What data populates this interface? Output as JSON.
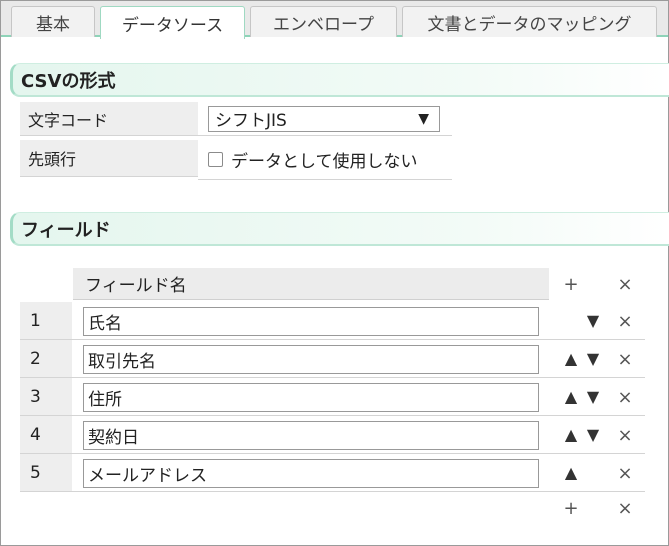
{
  "tabs": [
    {
      "label": "基本"
    },
    {
      "label": "データソース"
    },
    {
      "label": "エンベロープ"
    },
    {
      "label": "文書とデータのマッピング"
    }
  ],
  "csv_section": {
    "title": "CSVの形式",
    "encoding_label": "文字コード",
    "encoding_value": "シフトJIS",
    "encoding_arrow": "▼",
    "header_row_label": "先頭行",
    "header_row_checkbox_label": "データとして使用しない"
  },
  "fields_section": {
    "title": "フィールド",
    "column_header": "フィールド名",
    "add_symbol": "+",
    "delete_symbol": "×",
    "up_symbol": "▲",
    "down_symbol": "▼",
    "rows": [
      {
        "num": "1",
        "value": "氏名"
      },
      {
        "num": "2",
        "value": "取引先名"
      },
      {
        "num": "3",
        "value": "住所"
      },
      {
        "num": "4",
        "value": "契約日"
      },
      {
        "num": "5",
        "value": "メールアドレス"
      }
    ]
  },
  "colors": {
    "accent": "#8ed3b8",
    "section_bg": "#e4f6ee"
  }
}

Stated exercise: Without the pictures, return all the records precisely as they stand.

Final answer:
What data populates this interface? Output as JSON.
{
  "tabs": [
    {
      "label": "基本"
    },
    {
      "label": "データソース"
    },
    {
      "label": "エンベロープ"
    },
    {
      "label": "文書とデータのマッピング"
    }
  ],
  "csv_section": {
    "title": "CSVの形式",
    "encoding_label": "文字コード",
    "encoding_value": "シフトJIS",
    "encoding_arrow": "▼",
    "header_row_label": "先頭行",
    "header_row_checkbox_label": "データとして使用しない"
  },
  "fields_section": {
    "title": "フィールド",
    "column_header": "フィールド名",
    "add_symbol": "+",
    "delete_symbol": "×",
    "up_symbol": "▲",
    "down_symbol": "▼",
    "rows": [
      {
        "num": "1",
        "value": "氏名"
      },
      {
        "num": "2",
        "value": "取引先名"
      },
      {
        "num": "3",
        "value": "住所"
      },
      {
        "num": "4",
        "value": "契約日"
      },
      {
        "num": "5",
        "value": "メールアドレス"
      }
    ]
  },
  "colors": {
    "accent": "#8ed3b8",
    "section_bg": "#e4f6ee"
  }
}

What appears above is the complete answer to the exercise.